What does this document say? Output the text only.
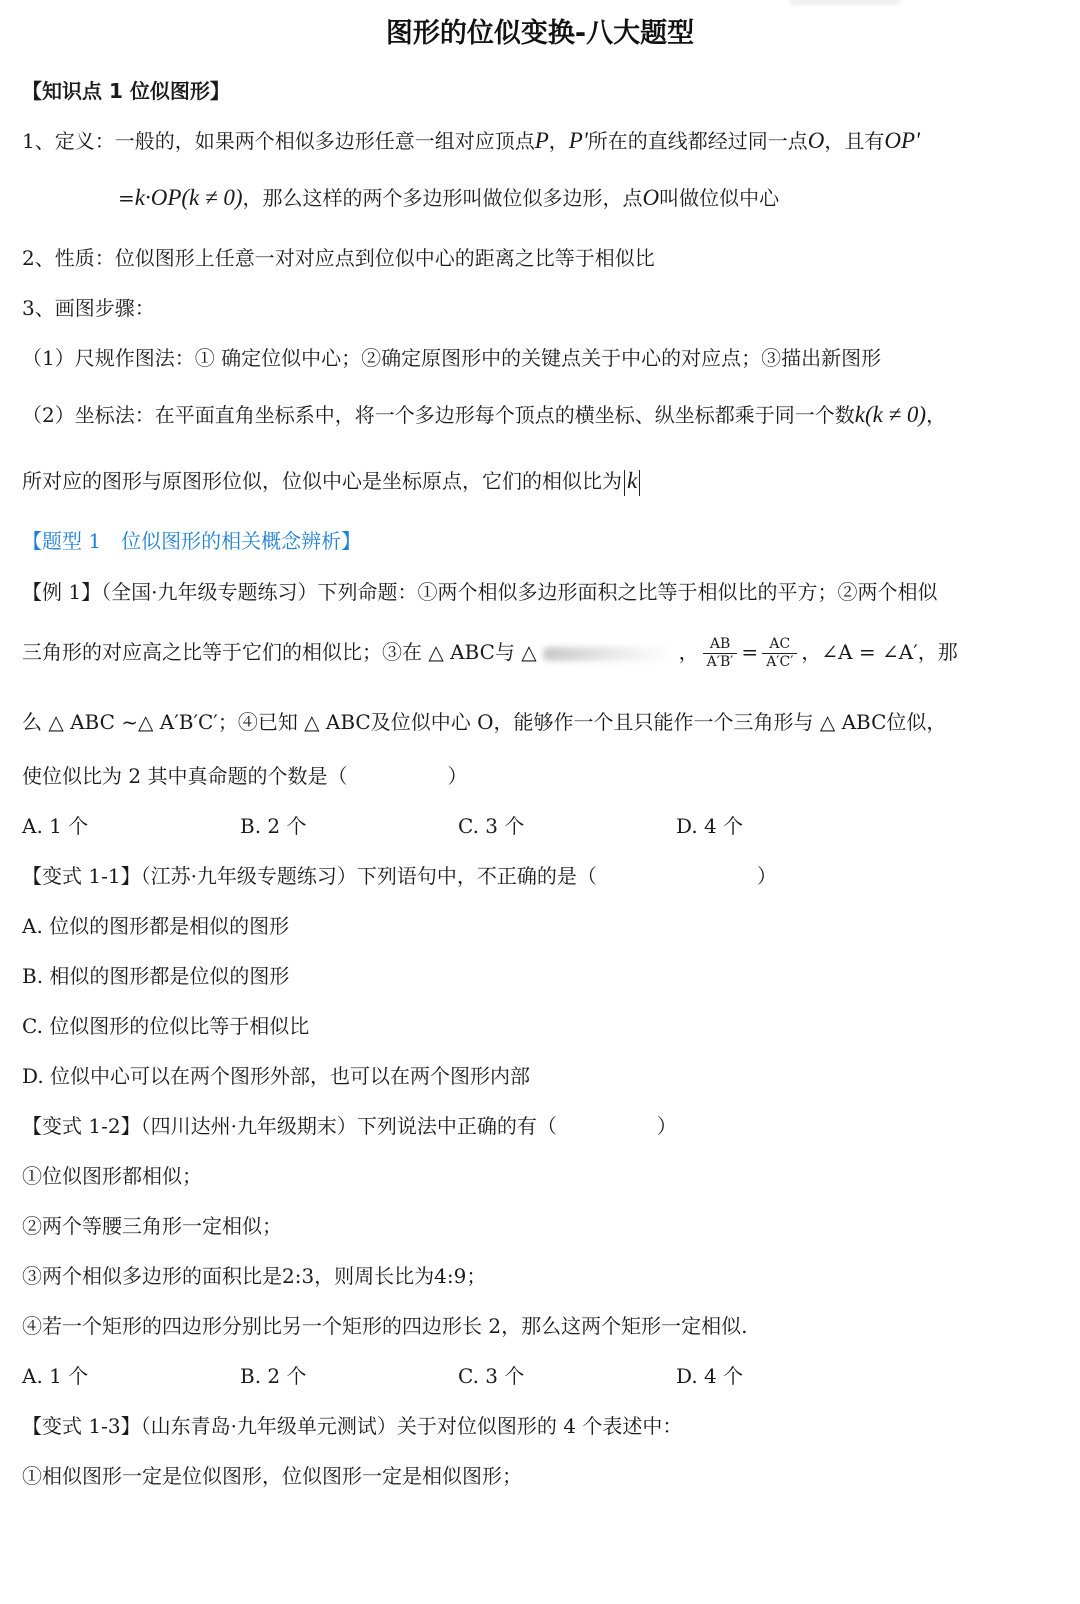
图形的位似变换-八大题型
【知识点 1 位似图形】
1、定义：一般的，如果两个相似多边形任意一组对应顶点P，P'所在的直线都经过同一点O，且有OP'
=k·OP(k ≠ 0)，那么这样的两个多边形叫做位似多边形，点O叫做位似中心
2、性质：位似图形上任意一对对应点到位似中心的距离之比等于相似比
3、画图步骤：
（1）尺规作图法：① 确定位似中心；②确定原图形中的关键点关于中心的对应点；③描出新图形
（2）坐标法：在平面直角坐标系中，将一个多边形每个顶点的横坐标、纵坐标都乘于同一个数k(k ≠ 0)，
所对应的图形与原图形位似，位似中心是坐标原点，它们的相似比为 k
【题型 1　位似图形的相关概念辨析】
【例 1】（全国·九年级专题练习）下列命题：①两个相似多边形面积之比等于相似比的平方；②两个相似
三角形的对应高之比等于它们的相似比；③在 △ ABC与 △	， $\frac{AB}{A'B'} = \frac{AC}{A'C'}$ ，∠A = ∠A′，那
么 △ ABC ~△ A′B′C′；④已知 △ ABC及位似中心 O，能够作一个且只能作一个三角形与 △ ABC位似，
使位似比为 2 其中真命题的个数是（　　　　　）
A. 1 个	B. 2 个	C. 3 个	D. 4 个
【变式 1-1】（江苏·九年级专题练习）下列语句中，不正确的是（　　　　　　　　）
A. 位似的图形都是相似的图形
B. 相似的图形都是位似的图形
C. 位似图形的位似比等于相似比
D. 位似中心可以在两个图形外部，也可以在两个图形内部
【变式 1-2】（四川达州·九年级期末）下列说法中正确的有（　　　　　）
①位似图形都相似；
②两个等腰三角形一定相似；
③两个相似多边形的面积比是2:3，则周长比为4:9；
④若一个矩形的四边形分别比另一个矩形的四边形长 2，那么这两个矩形一定相似.
A. 1 个	B. 2 个	C. 3 个	D. 4 个
【变式 1-3】（山东青岛·九年级单元测试）关于对位似图形的 4 个表述中：
①相似图形一定是位似图形，位似图形一定是相似图形；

WHAT IS EXPECTED – Report every line in the data above in which the word "九年级专题练习" appears.

RESULT –
【例 1】（全国·九年级专题练习）下列命题：①两个相似多边形面积之比等于相似比的平方；②两个相似
【变式 1-1】（江苏·九年级专题练习）下列语句中，不正确的是（　　　　　　　　）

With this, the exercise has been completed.